PROBLEM DETAILS :: Without the pictures, can you quote each line below exactly?

Collected data
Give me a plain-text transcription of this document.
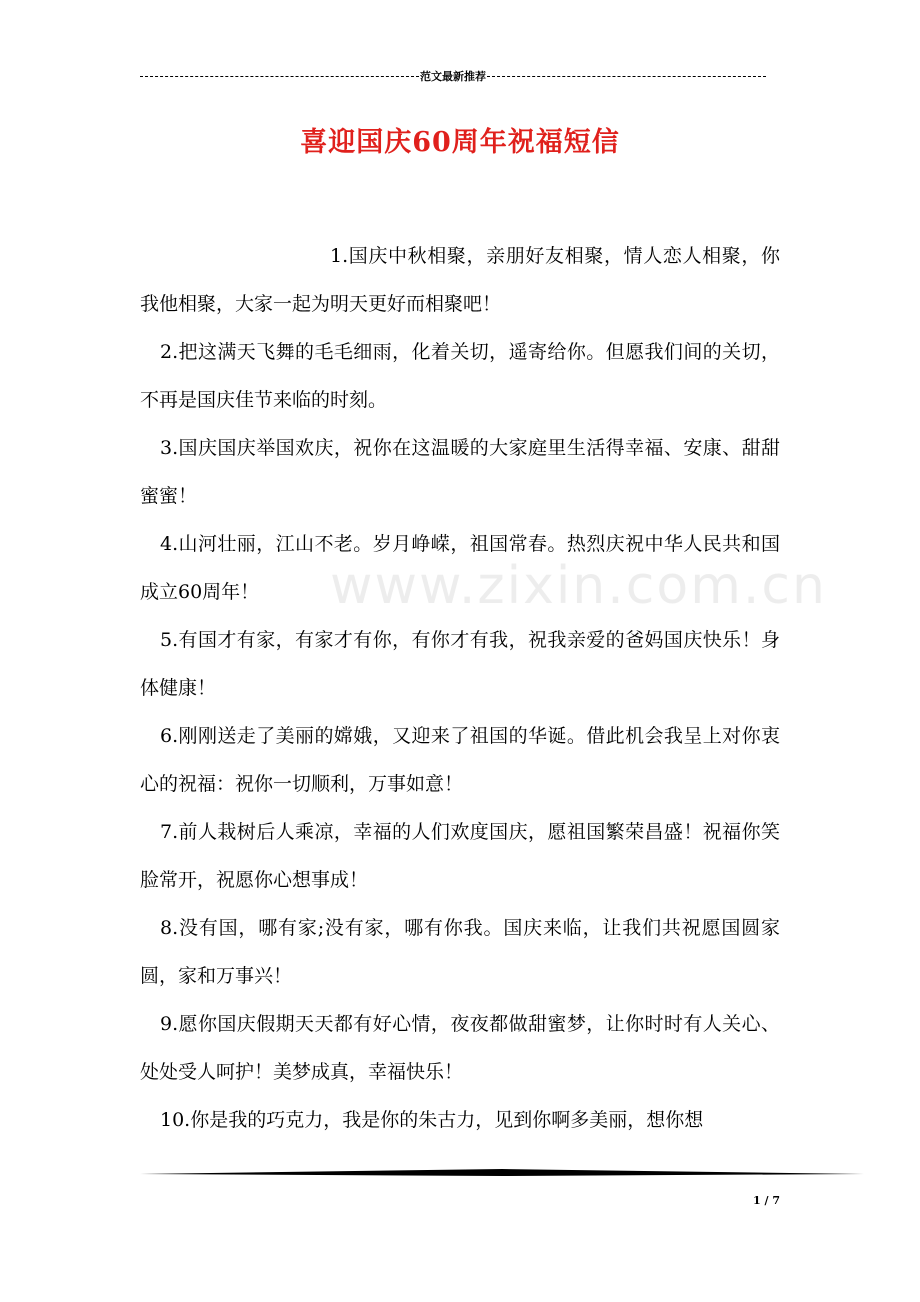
范文最新推荐
喜迎国庆60周年祝福短信
www.zixin.com.cn

1.国庆中秋相聚，亲朋好友相聚，情人恋人相聚，你我他相聚，大家一起为明天更好而相聚吧！

2.把这满天飞舞的毛毛细雨，化着关切，遥寄给你。但愿我们间的关切，不再是国庆佳节来临的时刻。

3.国庆国庆举国欢庆，祝你在这温暖的大家庭里生活得幸福、安康、甜甜蜜蜜！

4.山河壮丽，江山不老。岁月峥嵘，祖国常春。热烈庆祝中华人民共和国成立60周年！

5.有国才有家，有家才有你，有你才有我，祝我亲爱的爸妈国庆快乐！身体健康！

6.刚刚送走了美丽的嫦娥，又迎来了祖国的华诞。借此机会我呈上对你衷心的祝福：祝你一切顺利，万事如意！

7.前人栽树后人乘凉，幸福的人们欢度国庆，愿祖国繁荣昌盛！祝福你笑脸常开，祝愿你心想事成！

8.没有国，哪有家;没有家，哪有你我。国庆来临，让我们共祝愿国圆家圆，家和万事兴！

9.愿你国庆假期天天都有好心情，夜夜都做甜蜜梦，让你时时有人关心、处处受人呵护！美梦成真，幸福快乐！

10.你是我的巧克力，我是你的朱古力，见到你啊多美丽，想你想

1 / 7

OUTPUT OF THE EXERCISE ::
Give me a plain-text transcription of this document.
范文最新推荐
喜迎国庆60周年祝福短信
www.zixin.com.cn

1.国庆中秋相聚，亲朋好友相聚，情人恋人相聚，你我他相聚，大家一起为明天更好而相聚吧！

2.把这满天飞舞的毛毛细雨，化着关切，遥寄给你。但愿我们间的关切，不再是国庆佳节来临的时刻。

3.国庆国庆举国欢庆，祝你在这温暖的大家庭里生活得幸福、安康、甜甜蜜蜜！

4.山河壮丽，江山不老。岁月峥嵘，祖国常春。热烈庆祝中华人民共和国成立60周年！

5.有国才有家，有家才有你，有你才有我，祝我亲爱的爸妈国庆快乐！身体健康！

6.刚刚送走了美丽的嫦娥，又迎来了祖国的华诞。借此机会我呈上对你衷心的祝福：祝你一切顺利，万事如意！

7.前人栽树后人乘凉，幸福的人们欢度国庆，愿祖国繁荣昌盛！祝福你笑脸常开，祝愿你心想事成！

8.没有国，哪有家;没有家，哪有你我。国庆来临，让我们共祝愿国圆家圆，家和万事兴！

9.愿你国庆假期天天都有好心情，夜夜都做甜蜜梦，让你时时有人关心、处处受人呵护！美梦成真，幸福快乐！

10.你是我的巧克力，我是你的朱古力，见到你啊多美丽，想你想

1 / 7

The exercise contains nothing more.